**TASK DIRECTIONS**
Omit the pictures, please, and give each record below again exactly.

**DATA SUPPLIED**
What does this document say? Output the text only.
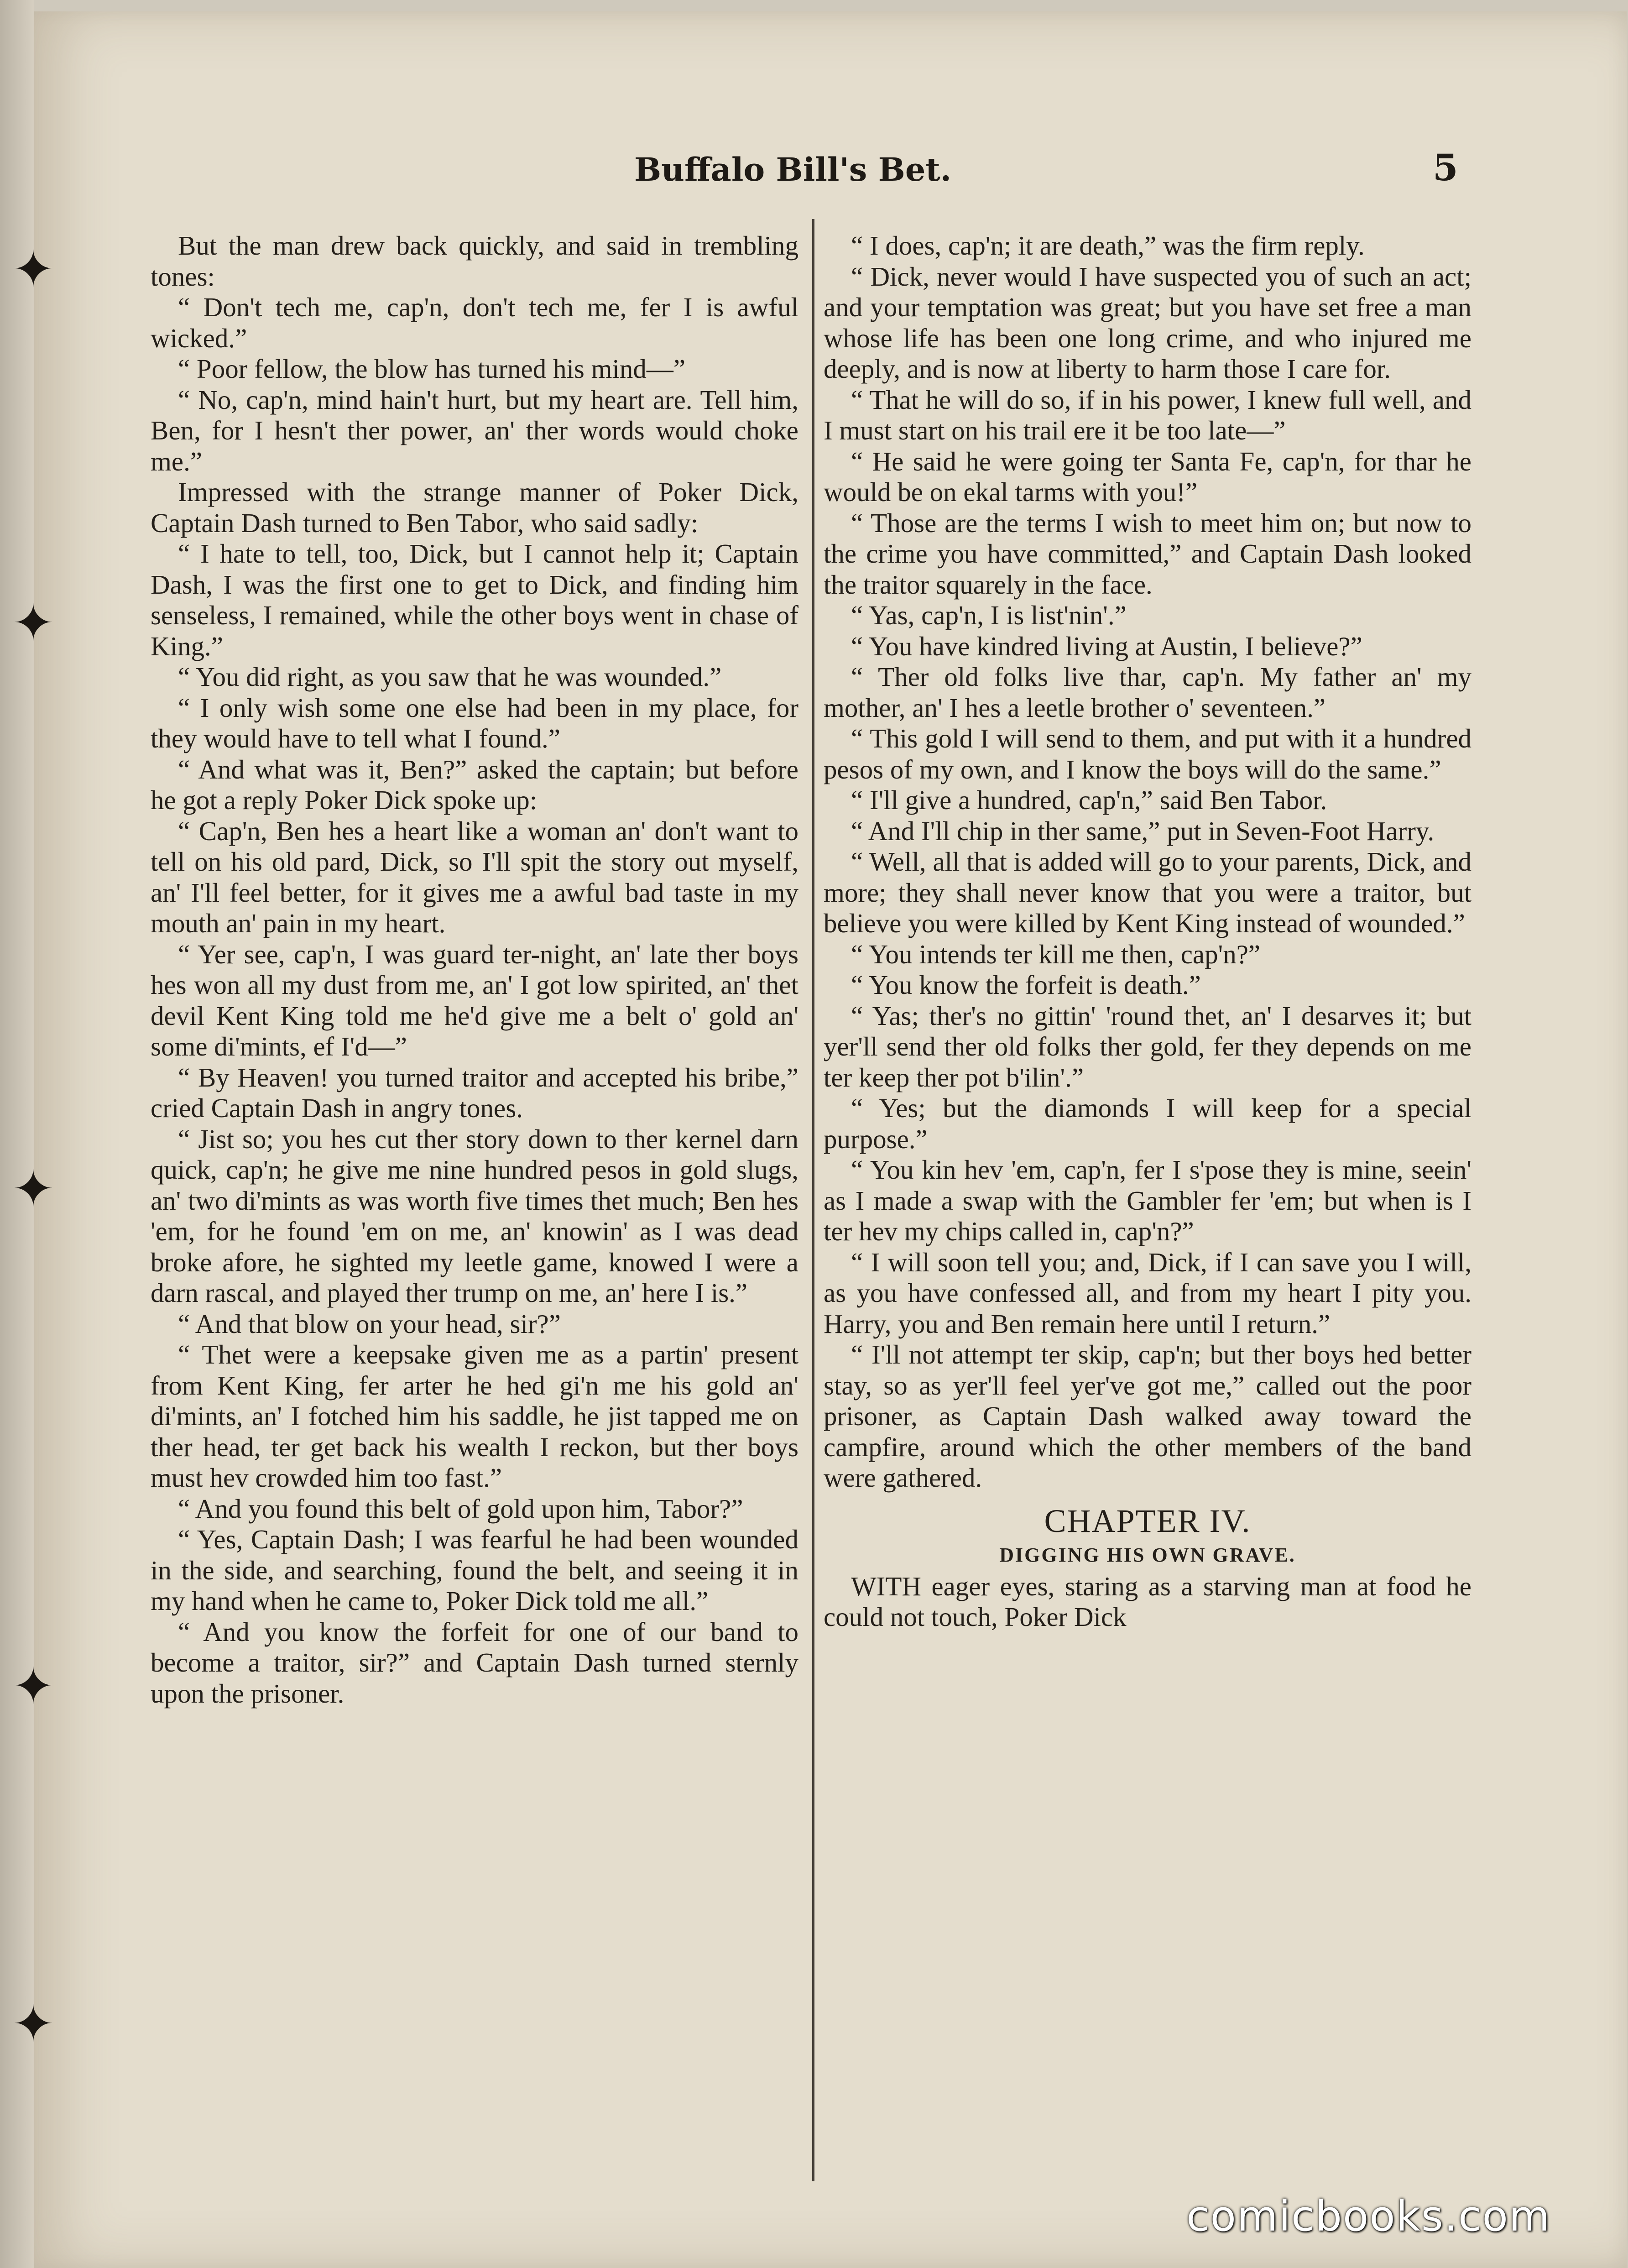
✦
✦
✦
✦
✦
Buffalo Bill's Bet.	5

But the man drew back quickly, and said in trembling tones:

“ Don't tech me, cap'n, don't tech me, fer I is awful wicked.”

“ Poor fellow, the blow has turned his mind—”

“ No, cap'n, mind hain't hurt, but my heart are. Tell him, Ben, for I hesn't ther power, an' ther words would choke me.”

Impressed with the strange manner of Poker Dick, Captain Dash turned to Ben Tabor, who said sadly:

“ I hate to tell, too, Dick, but I cannot help it; Captain Dash, I was the first one to get to Dick, and finding him senseless, I remained, while the other boys went in chase of King.”

“ You did right, as you saw that he was wounded.”

“ I only wish some one else had been in my place, for they would have to tell what I found.”

“ And what was it, Ben?” asked the captain; but before he got a reply Poker Dick spoke up:

“ Cap'n, Ben hes a heart like a woman an' don't want to tell on his old pard, Dick, so I'll spit the story out myself, an' I'll feel better, for it gives me a awful bad taste in my mouth an' pain in my heart.

“ Yer see, cap'n, I was guard ter-night, an' late ther boys hes won all my dust from me, an' I got low spirited, an' thet devil Kent King told me he'd give me a belt o' gold an' some di'mints, ef I'd—”

“ By Heaven! you turned traitor and accepted his bribe,” cried Captain Dash in angry tones.

“ Jist so; you hes cut ther story down to ther kernel darn quick, cap'n; he give me nine hundred pesos in gold slugs, an' two di'mints as was worth five times thet much; Ben hes 'em, for he found 'em on me, an' knowin' as I was dead broke afore, he sighted my leetle game, knowed I were a darn rascal, and played ther trump on me, an' here I is.”

“ And that blow on your head, sir?”

“ Thet were a keepsake given me as a partin' present from Kent King, fer arter he hed gi'n me his gold an' di'mints, an' I fotched him his saddle, he jist tapped me on ther head, ter get back his wealth I reckon, but ther boys must hev crowded him too fast.”

“ And you found this belt of gold upon him, Tabor?”

“ Yes, Captain Dash; I was fearful he had been wounded in the side, and searching, found the belt, and seeing it in my hand when he came to, Poker Dick told me all.”

“ And you know the forfeit for one of our band to become a traitor, sir?” and Captain Dash turned sternly upon the prisoner.

“ I does, cap'n; it are death,” was the firm reply.

“ Dick, never would I have suspected you of such an act; and your temptation was great; but you have set free a man whose life has been one long crime, and who injured me deeply, and is now at liberty to harm those I care for.

“ That he will do so, if in his power, I knew full well, and I must start on his trail ere it be too late—”

“ He said he were going ter Santa Fe, cap'n, for thar he would be on ekal tarms with you!”

“ Those are the terms I wish to meet him on; but now to the crime you have committed,” and Captain Dash looked the traitor squarely in the face.

“ Yas, cap'n, I is list'nin'.”

“ You have kindred living at Austin, I believe?”

“ Ther old folks live thar, cap'n. My father an' my mother, an' I hes a leetle brother o' seventeen.”

“ This gold I will send to them, and put with it a hundred pesos of my own, and I know the boys will do the same.”

“ I'll give a hundred, cap'n,” said Ben Tabor.

“ And I'll chip in ther same,” put in Seven-Foot Harry.

“ Well, all that is added will go to your parents, Dick, and more; they shall never know that you were a traitor, but believe you were killed by Kent King instead of wounded.”

“ You intends ter kill me then, cap'n?”

“ You know the forfeit is death.”

“ Yas; ther's no gittin' 'round thet, an' I desarves it; but yer'll send ther old folks ther gold, fer they depends on me ter keep ther pot b'ilin'.”

“ Yes; but the diamonds I will keep for a special purpose.”

“ You kin hev 'em, cap'n, fer I s'pose they is mine, seein' as I made a swap with the Gambler fer 'em; but when is I ter hev my chips called in, cap'n?”

“ I will soon tell you; and, Dick, if I can save you I will, as you have confessed all, and from my heart I pity you. Harry, you and Ben remain here until I return.”

“ I'll not attempt ter skip, cap'n; but ther boys hed better stay, so as yer'll feel yer've got me,” called out the poor prisoner, as Captain Dash walked away toward the campfire, around which the other members of the band were gathered.

CHAPTER IV.

DIGGING HIS OWN GRAVE.

WITH eager eyes, staring as a starving man at food he could not touch, Poker Dick

comicbooks.com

**ANSWER FOR THE TASK**
What does this document say? Output the text only.
✦
✦
✦
✦
✦
Buffalo Bill's Bet.	5

But the man drew back quickly, and said in trembling tones:

“ Don't tech me, cap'n, don't tech me, fer I is awful wicked.”

“ Poor fellow, the blow has turned his mind—”

“ No, cap'n, mind hain't hurt, but my heart are. Tell him, Ben, for I hesn't ther power, an' ther words would choke me.”

Impressed with the strange manner of Poker Dick, Captain Dash turned to Ben Tabor, who said sadly:

“ I hate to tell, too, Dick, but I cannot help it; Captain Dash, I was the first one to get to Dick, and finding him senseless, I remained, while the other boys went in chase of King.”

“ You did right, as you saw that he was wounded.”

“ I only wish some one else had been in my place, for they would have to tell what I found.”

“ And what was it, Ben?” asked the captain; but before he got a reply Poker Dick spoke up:

“ Cap'n, Ben hes a heart like a woman an' don't want to tell on his old pard, Dick, so I'll spit the story out myself, an' I'll feel better, for it gives me a awful bad taste in my mouth an' pain in my heart.

“ Yer see, cap'n, I was guard ter-night, an' late ther boys hes won all my dust from me, an' I got low spirited, an' thet devil Kent King told me he'd give me a belt o' gold an' some di'mints, ef I'd—”

“ By Heaven! you turned traitor and accepted his bribe,” cried Captain Dash in angry tones.

“ Jist so; you hes cut ther story down to ther kernel darn quick, cap'n; he give me nine hundred pesos in gold slugs, an' two di'mints as was worth five times thet much; Ben hes 'em, for he found 'em on me, an' knowin' as I was dead broke afore, he sighted my leetle game, knowed I were a darn rascal, and played ther trump on me, an' here I is.”

“ And that blow on your head, sir?”

“ Thet were a keepsake given me as a partin' present from Kent King, fer arter he hed gi'n me his gold an' di'mints, an' I fotched him his saddle, he jist tapped me on ther head, ter get back his wealth I reckon, but ther boys must hev crowded him too fast.”

“ And you found this belt of gold upon him, Tabor?”

“ Yes, Captain Dash; I was fearful he had been wounded in the side, and searching, found the belt, and seeing it in my hand when he came to, Poker Dick told me all.”

“ And you know the forfeit for one of our band to become a traitor, sir?” and Captain Dash turned sternly upon the prisoner.

“ I does, cap'n; it are death,” was the firm reply.

“ Dick, never would I have suspected you of such an act; and your temptation was great; but you have set free a man whose life has been one long crime, and who injured me deeply, and is now at liberty to harm those I care for.

“ That he will do so, if in his power, I knew full well, and I must start on his trail ere it be too late—”

“ He said he were going ter Santa Fe, cap'n, for thar he would be on ekal tarms with you!”

“ Those are the terms I wish to meet him on; but now to the crime you have committed,” and Captain Dash looked the traitor squarely in the face.

“ Yas, cap'n, I is list'nin'.”

“ You have kindred living at Austin, I believe?”

“ Ther old folks live thar, cap'n. My father an' my mother, an' I hes a leetle brother o' seventeen.”

“ This gold I will send to them, and put with it a hundred pesos of my own, and I know the boys will do the same.”

“ I'll give a hundred, cap'n,” said Ben Tabor.

“ And I'll chip in ther same,” put in Seven-Foot Harry.

“ Well, all that is added will go to your parents, Dick, and more; they shall never know that you were a traitor, but believe you were killed by Kent King instead of wounded.”

“ You intends ter kill me then, cap'n?”

“ You know the forfeit is death.”

“ Yas; ther's no gittin' 'round thet, an' I desarves it; but yer'll send ther old folks ther gold, fer they depends on me ter keep ther pot b'ilin'.”

“ Yes; but the diamonds I will keep for a special purpose.”

“ You kin hev 'em, cap'n, fer I s'pose they is mine, seein' as I made a swap with the Gambler fer 'em; but when is I ter hev my chips called in, cap'n?”

“ I will soon tell you; and, Dick, if I can save you I will, as you have confessed all, and from my heart I pity you. Harry, you and Ben remain here until I return.”

“ I'll not attempt ter skip, cap'n; but ther boys hed better stay, so as yer'll feel yer've got me,” called out the poor prisoner, as Captain Dash walked away toward the campfire, around which the other members of the band were gathered.

CHAPTER IV.

DIGGING HIS OWN GRAVE.

WITH eager eyes, staring as a starving man at food he could not touch, Poker Dick

comicbooks.com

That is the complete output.